Instructions for the task: Each line that holds the word "color" is to be identified and copied.

Record set:
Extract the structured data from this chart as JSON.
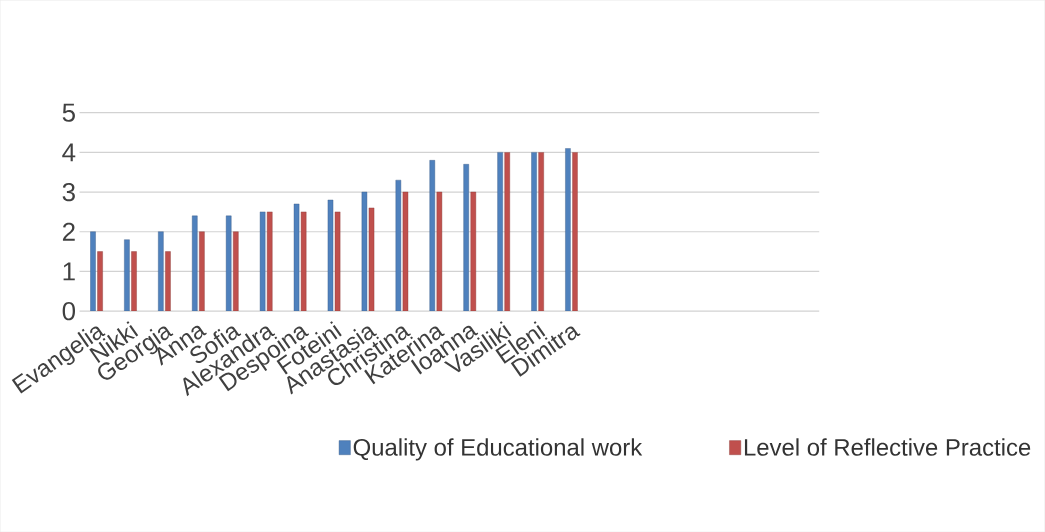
{
  "chart_data": {
    "type": "bar",
    "categories": [
      "Evangelia",
      "Nikki",
      "Georgia",
      "Anna",
      "Sofia",
      "Alexandra",
      "Despoina",
      "Foteini",
      "Anastasia",
      "Christina",
      "Katerina",
      "Ioanna",
      "Vasiliki",
      "Eleni",
      "Dimitra"
    ],
    "series": [
      {
        "name": "Quality of Educational work",
        "color": "#4f81bd",
        "values": [
          2.0,
          1.8,
          2.0,
          2.4,
          2.4,
          2.5,
          2.7,
          2.8,
          3.0,
          3.3,
          3.8,
          3.7,
          4.0,
          4.0,
          4.1
        ]
      },
      {
        "name": "Level of Reflective Practice",
        "color": "#c0504d",
        "values": [
          1.5,
          1.5,
          1.5,
          2.0,
          2.0,
          2.5,
          2.5,
          2.5,
          2.6,
          3.0,
          3.0,
          3.0,
          4.0,
          4.0,
          4.0
        ]
      }
    ],
    "ylim": [
      0,
      5
    ],
    "yticks": [
      0,
      1,
      2,
      3,
      4,
      5
    ],
    "grid": "y",
    "legend": "bottom"
  }
}
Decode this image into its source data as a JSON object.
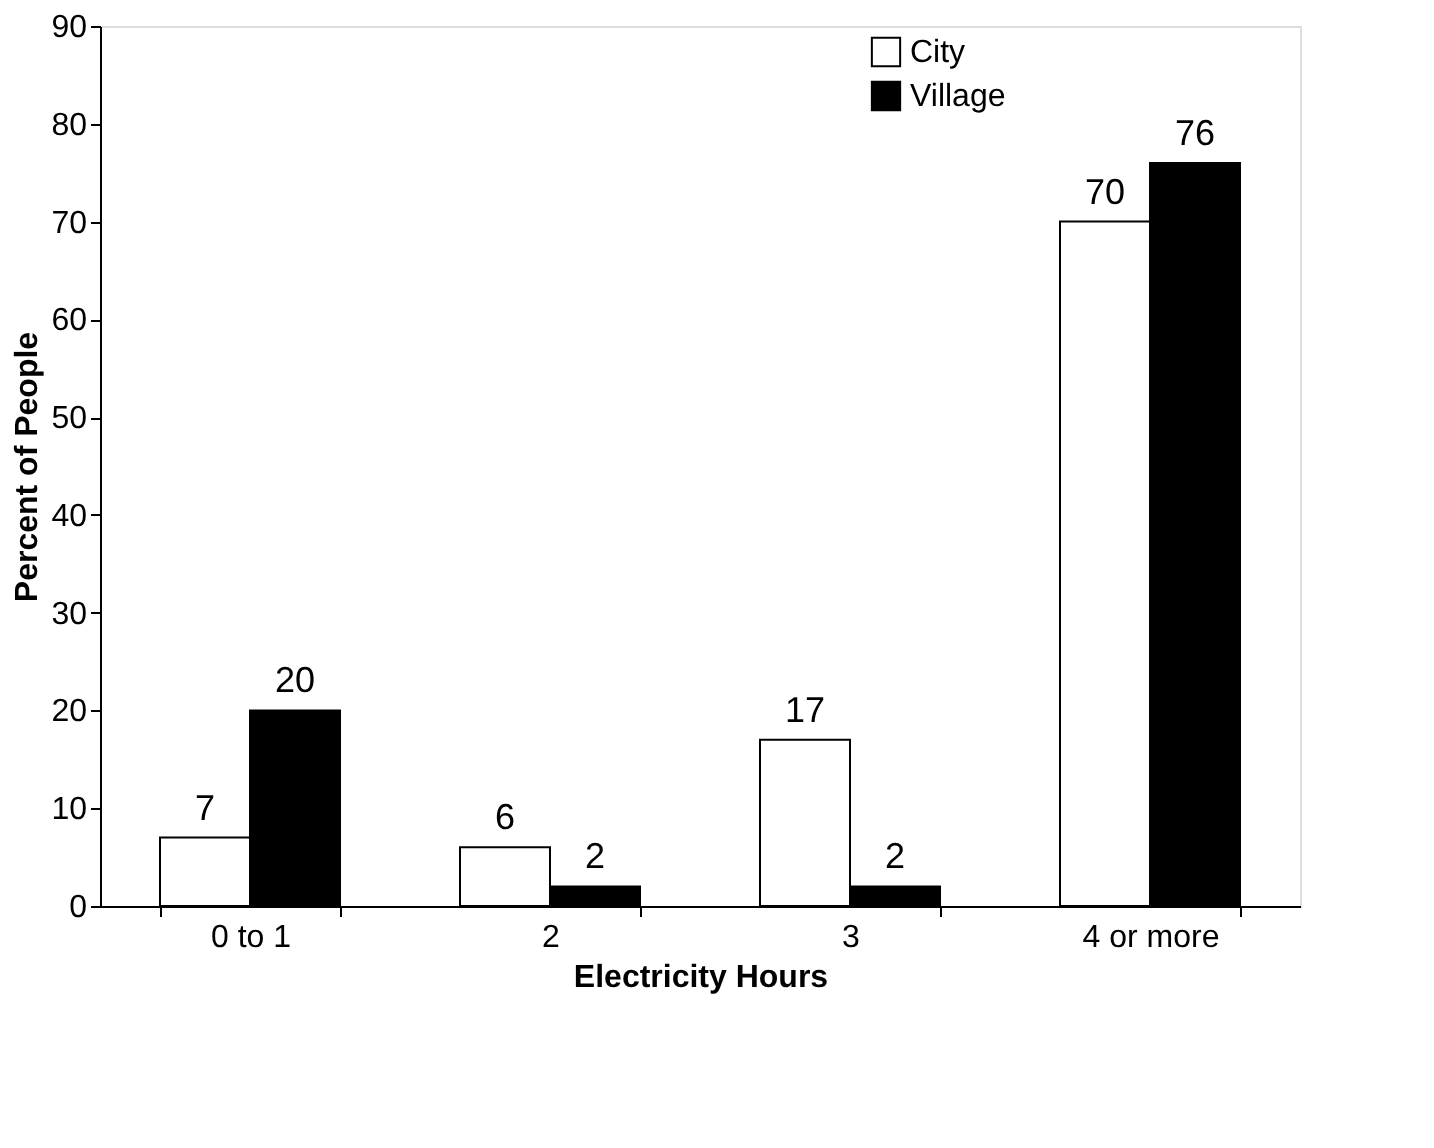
{
  "chart_data": {
    "type": "bar",
    "xlabel": "Electricity Hours",
    "ylabel": "Percent of People",
    "categories": [
      "0 to 1",
      "2",
      "3",
      "4 or more"
    ],
    "series": [
      {
        "name": "City",
        "color": "#ffffff",
        "values": [
          7,
          6,
          17,
          70
        ]
      },
      {
        "name": "Village",
        "color": "#000000",
        "values": [
          20,
          2,
          2,
          76
        ]
      }
    ],
    "ylim": [
      0,
      90
    ],
    "yticks": [
      0,
      10,
      20,
      30,
      40,
      50,
      60,
      70,
      80,
      90
    ],
    "data_labels": true,
    "grid": false,
    "legend": "top right"
  }
}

Task solution:
        "color": "#4f81bd",
        "color": "#c0504d",
        "color": "#ffffff",
        "color": "#000000",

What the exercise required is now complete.